— Begin Recorded information —
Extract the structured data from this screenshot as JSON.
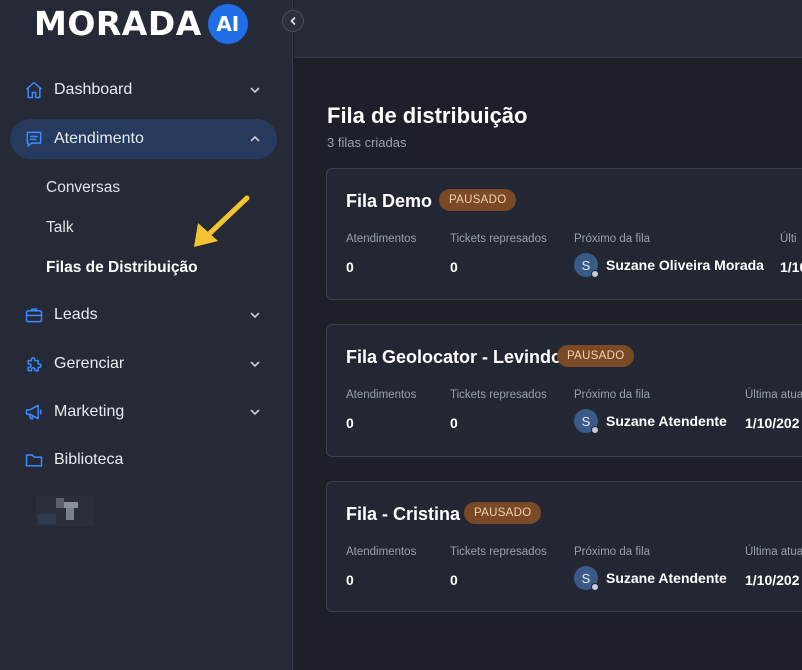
{
  "brand": {
    "name": "MORADA",
    "badge": "AI"
  },
  "colors": {
    "accent": "#1f6fe8",
    "active_bg": "#253a5c",
    "paused_badge": "#7a4a26",
    "arrow": "#f4c430"
  },
  "sidebar": {
    "items": [
      {
        "label": "Dashboard",
        "icon": "home-icon",
        "expanded": false
      },
      {
        "label": "Atendimento",
        "icon": "chat-icon",
        "expanded": true
      },
      {
        "label": "Leads",
        "icon": "briefcase-icon",
        "expanded": false
      },
      {
        "label": "Gerenciar",
        "icon": "puzzle-icon",
        "expanded": false
      },
      {
        "label": "Marketing",
        "icon": "megaphone-icon",
        "expanded": false
      },
      {
        "label": "Biblioteca",
        "icon": "folder-icon",
        "expanded": false
      }
    ],
    "sub_items": [
      {
        "label": "Conversas"
      },
      {
        "label": "Talk"
      },
      {
        "label": "Filas de Distribuição",
        "current": true
      }
    ]
  },
  "main": {
    "title": "Fila de distribuição",
    "subtitle": "3 filas criadas",
    "queues": [
      {
        "name": "Fila Demo",
        "status": "PAUSADO",
        "labels": {
          "atendimentos": "Atendimentos",
          "tickets": "Tickets represados",
          "proximo": "Próximo da fila",
          "ultima": "Últi"
        },
        "atendimentos": "0",
        "tickets": "0",
        "next_initial": "S",
        "next_name": "Suzane Oliveira Morada",
        "last": "1/10"
      },
      {
        "name": "Fila Geolocator - Levindo",
        "status": "PAUSADO",
        "labels": {
          "atendimentos": "Atendimentos",
          "tickets": "Tickets represados",
          "proximo": "Próximo da fila",
          "ultima": "Última atua"
        },
        "atendimentos": "0",
        "tickets": "0",
        "next_initial": "S",
        "next_name": "Suzane Atendente",
        "last": "1/10/202"
      },
      {
        "name": "Fila - Cristina",
        "status": "PAUSADO",
        "labels": {
          "atendimentos": "Atendimentos",
          "tickets": "Tickets represados",
          "proximo": "Próximo da fila",
          "ultima": "Última atua"
        },
        "atendimentos": "0",
        "tickets": "0",
        "next_initial": "S",
        "next_name": "Suzane Atendente",
        "last": "1/10/202"
      }
    ]
  }
}
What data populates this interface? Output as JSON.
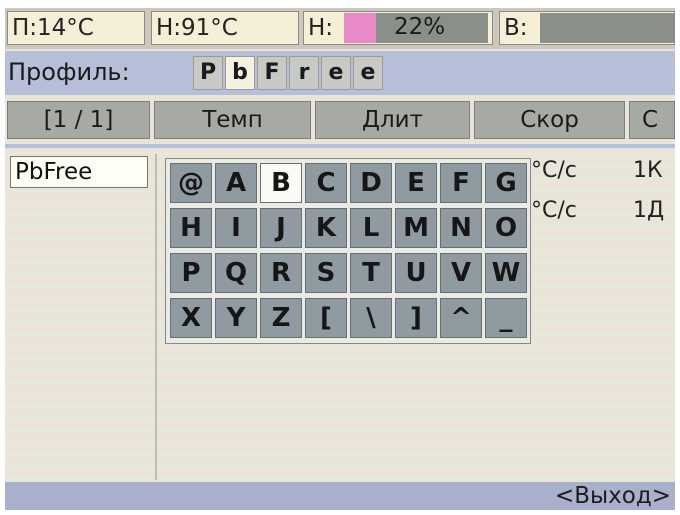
{
  "status_bar": {
    "p_temp": "П:14°C",
    "h_temp": "Н:91°C",
    "h_label": "Н:",
    "h_power_text": "22%",
    "h_power_percent": 22,
    "v_label": "В:",
    "v_power_percent": 0
  },
  "profile": {
    "label": "Профиль:",
    "chars": [
      "P",
      "b",
      "F",
      "r",
      "e",
      "e"
    ],
    "active_index": 1
  },
  "table": {
    "headers": [
      "[1 / 1]",
      "Темп",
      "Длит",
      "Скор",
      "С"
    ],
    "row_name": "PbFree",
    "row1_rate": "°С/с",
    "row1_tail": "1К",
    "row2_rate": "°С/с",
    "row2_tail": "1Д"
  },
  "keyboard": {
    "rows": [
      [
        "@",
        "A",
        "B",
        "C",
        "D",
        "E",
        "F",
        "G"
      ],
      [
        "H",
        "I",
        "J",
        "K",
        "L",
        "M",
        "N",
        "O"
      ],
      [
        "P",
        "Q",
        "R",
        "S",
        "T",
        "U",
        "V",
        "W"
      ],
      [
        "X",
        "Y",
        "Z",
        "[",
        "\\",
        "]",
        "^",
        "_"
      ]
    ],
    "selected": "B"
  },
  "footer": {
    "exit_label": "<Выход>"
  }
}
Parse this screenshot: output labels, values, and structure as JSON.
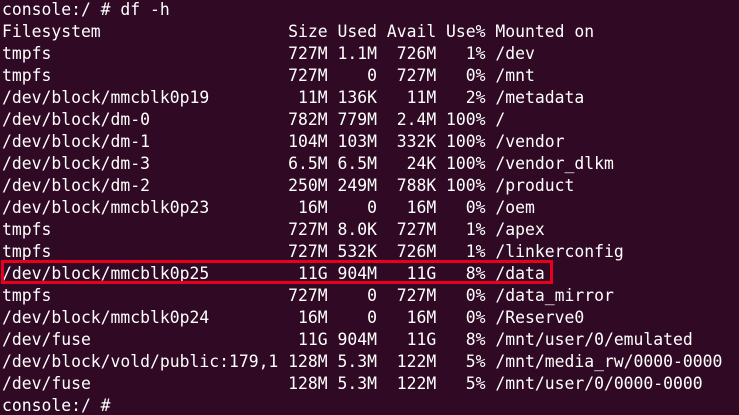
{
  "colors": {
    "background": "#300a24",
    "text": "#ffffff",
    "highlight": "#e8001c"
  },
  "terminal": {
    "lines": [
      "console:/ # df -h",
      "Filesystem                   Size Used Avail Use% Mounted on",
      "tmpfs                        727M 1.1M  726M   1% /dev",
      "tmpfs                        727M    0  727M   0% /mnt",
      "/dev/block/mmcblk0p19         11M 136K   11M   2% /metadata",
      "/dev/block/dm-0              782M 779M  2.4M 100% /",
      "/dev/block/dm-1              104M 103M  332K 100% /vendor",
      "/dev/block/dm-3              6.5M 6.5M   24K 100% /vendor_dlkm",
      "/dev/block/dm-2              250M 249M  788K 100% /product",
      "/dev/block/mmcblk0p23         16M    0   16M   0% /oem",
      "tmpfs                        727M 8.0K  727M   1% /apex",
      "tmpfs                        727M 532K  726M   1% /linkerconfig",
      "/dev/block/mmcblk0p25         11G 904M   11G   8% /data",
      "tmpfs                        727M    0  727M   0% /data_mirror",
      "/dev/block/mmcblk0p24         16M    0   16M   0% /Reserve0",
      "/dev/fuse                     11G 904M   11G   8% /mnt/user/0/emulated",
      "/dev/block/vold/public:179,1 128M 5.3M  122M   5% /mnt/media_rw/0000-0000",
      "/dev/fuse                    128M 5.3M  122M   5% /mnt/user/0/0000-0000",
      "console:/ # "
    ]
  }
}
— End Recorded information —
■ Goal of the exercise: Write out an exact copy of the lines beginning at the line that contains "Parse this screenshot: output" and ending at the last line of the listing. Exclude pictures.

■ Expected output:
Parse this screenshot: output labels, values, and structure as JSON.
{
  "colors": {
    "background": "#300a24",
    "text": "#ffffff",
    "highlight": "#e8001c"
  },
  "terminal": {
    "lines": [
      "console:/ # df -h",
      "Filesystem                   Size Used Avail Use% Mounted on",
      "tmpfs                        727M 1.1M  726M   1% /dev",
      "tmpfs                        727M    0  727M   0% /mnt",
      "/dev/block/mmcblk0p19         11M 136K   11M   2% /metadata",
      "/dev/block/dm-0              782M 779M  2.4M 100% /",
      "/dev/block/dm-1              104M 103M  332K 100% /vendor",
      "/dev/block/dm-3              6.5M 6.5M   24K 100% /vendor_dlkm",
      "/dev/block/dm-2              250M 249M  788K 100% /product",
      "/dev/block/mmcblk0p23         16M    0   16M   0% /oem",
      "tmpfs                        727M 8.0K  727M   1% /apex",
      "tmpfs                        727M 532K  726M   1% /linkerconfig",
      "/dev/block/mmcblk0p25         11G 904M   11G   8% /data",
      "tmpfs                        727M    0  727M   0% /data_mirror",
      "/dev/block/mmcblk0p24         16M    0   16M   0% /Reserve0",
      "/dev/fuse                     11G 904M   11G   8% /mnt/user/0/emulated",
      "/dev/block/vold/public:179,1 128M 5.3M  122M   5% /mnt/media_rw/0000-0000",
      "/dev/fuse                    128M 5.3M  122M   5% /mnt/user/0/0000-0000",
      "console:/ # "
    ]
  }
}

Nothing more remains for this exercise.